(Stored items)
━━━━━━━━━━

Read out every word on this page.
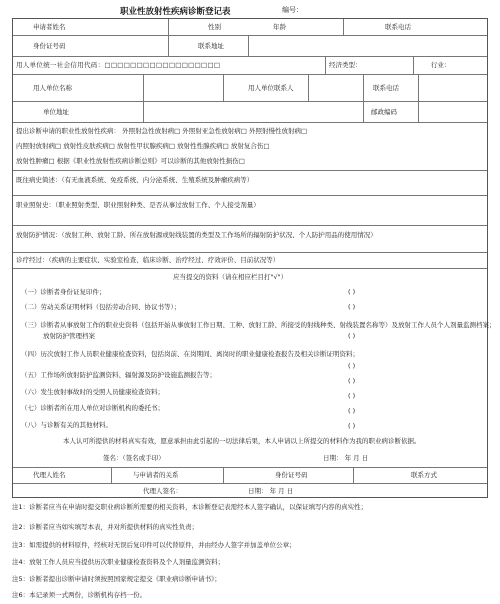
职业性放射性疾病诊断登记表	编号：
申请者姓名	性别	年龄	联系电话
身份证号码	联系地址
用人单位统一社会信用代码：□□□□□□□□□□□□□□□□□□	经济类型：	行业：
用人单位名称	用人单位联系人	联系电话
单位地址	邮政编码
提出诊断申请的职业性放射性疾病： 外照射急性放射病□ 外照射亚急性放射病□ 外照射慢性放射病□
内照射放射病□ 放射性皮肤疾病□ 放射性甲状腺疾病□ 放射性性腺疾病□ 放射复合伤□
放射性肿瘤□ 根据《职业性放射性疾病诊断总则》可以诊断的其他放射性损伤□
既往病史简述：（有无血液系统、免疫系统、内分泌系统、生殖系统及肿瘤疾病等）
职业照射史：（职业照射类型、职业照射种类、是否从事过放射工作、个人接受剂量）
放射防护情况：（放射工种、放射工龄、所在放射源或射线装置的类型及工作场所的辐射防护状况、个人防护用品的使用情况）
诊疗经过：（疾病的主要症状、实验室检查、临床诊断、治疗经过、疗效评价、目前状况等）
应当提交的资料（请在相应栏目打"√"）
（一）诊断者身份证复印件；	( )
（二）劳动关系证明材料（包括劳动合同、协议书等）；	( )
（三）诊断者从事放射工作的职业史资料（包括开始从事放射工作日期、工种、放射工龄、所接受的射线种类、射线装置名称等）及放射工作人员个人剂量监测档案；
放射防护管理档案	( )
（四）历次放射工作人员职业健康检查资料，包括岗前、在岗期间、离岗时的职业健康检查报告及相关诊断证明资料；
( )
（五）工作场所放射防护监测资料、辐射源及防护设施监测报告等；
( )
（六）发生放射事故时的受照人员健康检查资料；	( )
（七）诊断者所在用人单位对诊断机构的委托书；	( )
（八）与诊断有关的其他材料。	( )
本人认可所提供的材料真实有效，愿意承担由此引起的一切法律后果，本人申请以上所提交的材料作为我的职业病诊断依据。
签名：（签名或手印）	日期： 年 月 日
代理人姓名	与申请者的关系	身份证号码	联系方式
代理人签名：	日期： 年 月 日
注1：诊断者应当在申请时提交职业病诊断所需要的相关资料，本诊断登记表需经本人签字确认，以保证填写内容的真实性；
注2：诊断者应当如实填写本表，并对所提供材料的真实性负责；
注3：如需提供的材料原件，经核对无误后复印件可以代替原件，并由经办人签字并加盖单位公章；
注4：放射工作人员应当提供历次职业健康检查资料及个人剂量监测资料；
注5：诊断者提出诊断申请时须按照国家规定提交《职业病诊断申请书》；
注6：本记录须一式两份，诊断机构存档一份。
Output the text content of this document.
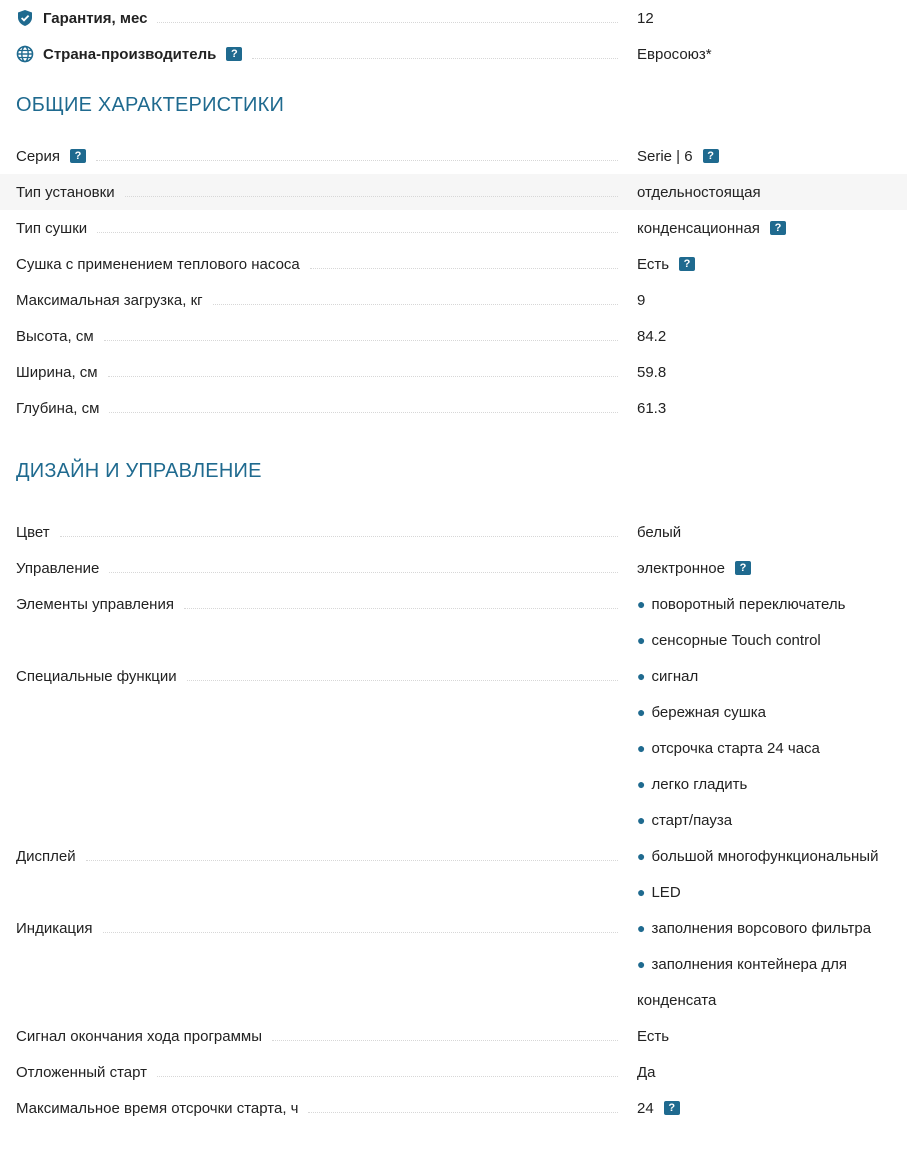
Гарантия, мес	12
Страна-производитель	?	Евросоюз*
ОБЩИЕ ХАРАКТЕРИСТИКИ
Серия	?	Serie | 6	?
Тип установки	отдельностоящая
Тип сушки	конденсационная	?
Сушка с применением теплового насоса	Есть	?
Максимальная загрузка, кг	9
Высота, см	84.2
Ширина, см	59.8
Глубина, см	61.3
ДИЗАЙН И УПРАВЛЕНИЕ
Цвет	белый
Управление	электронное	?
Элементы управления	● поворотный переключатель
● сенсорные Touch control
Специальные функции	● сигнал
● бережная сушка
● отсрочка старта 24 часа
● легко гладить
● старт/пауза
Дисплей	● большой многофункциональный
● LED
Индикация	● заполнения ворсового фильтра
● заполнения контейнера для
конденсата
Сигнал окончания хода программы	Есть
Отложенный старт	Да
Максимальное время отсрочки старта, ч	24	?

━━━━━━━━━━

_Exercise details_
Will you restate every entry word for word and omit the images?

_Task output_
Read out every word on this page.
职业性放射性疾病诊断登记表	编号：
申请者姓名	性别	年龄	联系电话
身份证号码	联系地址
用人单位统一社会信用代码：□□□□□□□□□□□□□□□□□□	经济类型：	行业：
用人单位名称	用人单位联系人	联系电话
单位地址	邮政编码
提出诊断申请的职业性放射性疾病： 外照射急性放射病□ 外照射亚急性放射病□ 外照射慢性放射病□
内照射放射病□ 放射性皮肤疾病□ 放射性甲状腺疾病□ 放射性性腺疾病□ 放射复合伤□
放射性肿瘤□ 根据《职业性放射性疾病诊断总则》可以诊断的其他放射性损伤□
既往病史简述：（有无血液系统、免疫系统、内分泌系统、生殖系统及肿瘤疾病等）
职业照射史：（职业照射类型、职业照射种类、是否从事过放射工作、个人接受剂量）
放射防护情况：（放射工种、放射工龄、所在放射源或射线装置的类型及工作场所的辐射防护状况、个人防护用品的使用情况）
诊疗经过：（疾病的主要症状、实验室检查、临床诊断、治疗经过、疗效评价、目前状况等）
应当提交的资料（请在相应栏目打"√"）
（一）诊断者身份证复印件；	( )
（二）劳动关系证明材料（包括劳动合同、协议书等）；	( )
（三）诊断者从事放射工作的职业史资料（包括开始从事放射工作日期、工种、放射工龄、所接受的射线种类、射线装置名称等）及放射工作人员个人剂量监测档案；
放射防护管理档案	( )
（四）历次放射工作人员职业健康检查资料，包括岗前、在岗期间、离岗时的职业健康检查报告及相关诊断证明资料；
( )
（五）工作场所放射防护监测资料、辐射源及防护设施监测报告等；
( )
（六）发生放射事故时的受照人员健康检查资料；	( )
（七）诊断者所在用人单位对诊断机构的委托书；	( )
（八）与诊断有关的其他材料。	( )
本人认可所提供的材料真实有效，愿意承担由此引起的一切法律后果，本人申请以上所提交的材料作为我的职业病诊断依据。
签名：（签名或手印）	日期： 年 月 日
代理人姓名	与申请者的关系	身份证号码	联系方式
代理人签名：	日期： 年 月 日
注1：诊断者应当在申请时提交职业病诊断所需要的相关资料，本诊断登记表需经本人签字确认，以保证填写内容的真实性；
注2：诊断者应当如实填写本表，并对所提供材料的真实性负责；
注3：如需提供的材料原件，经核对无误后复印件可以代替原件，并由经办人签字并加盖单位公章；
注4：放射工作人员应当提供历次职业健康检查资料及个人剂量监测资料；
注5：诊断者提出诊断申请时须按照国家规定提交《职业病诊断申请书》；
注6：本记录须一式两份，诊断机构存档一份。
Output the text content of this document.
Гарантия, мес	12
Страна-производитель	?	Евросоюз*
ОБЩИЕ ХАРАКТЕРИСТИКИ
Серия	?	Serie | 6	?
Тип установки	отдельностоящая
Тип сушки	конденсационная	?
Сушка с применением теплового насоса	Есть	?
Максимальная загрузка, кг	9
Высота, см	84.2
Ширина, см	59.8
Глубина, см	61.3
ДИЗАЙН И УПРАВЛЕНИЕ
Цвет	белый
Управление	электронное	?
Элементы управления	● поворотный переключатель
● сенсорные Touch control
Специальные функции	● сигнал
● бережная сушка
● отсрочка старта 24 часа
● легко гладить
● старт/пауза
Дисплей	● большой многофункциональный
● LED
Индикация	● заполнения ворсового фильтра
● заполнения контейнера для
конденсата
Сигнал окончания хода программы	Есть
Отложенный старт	Да
Максимальное время отсрочки старта, ч	24	?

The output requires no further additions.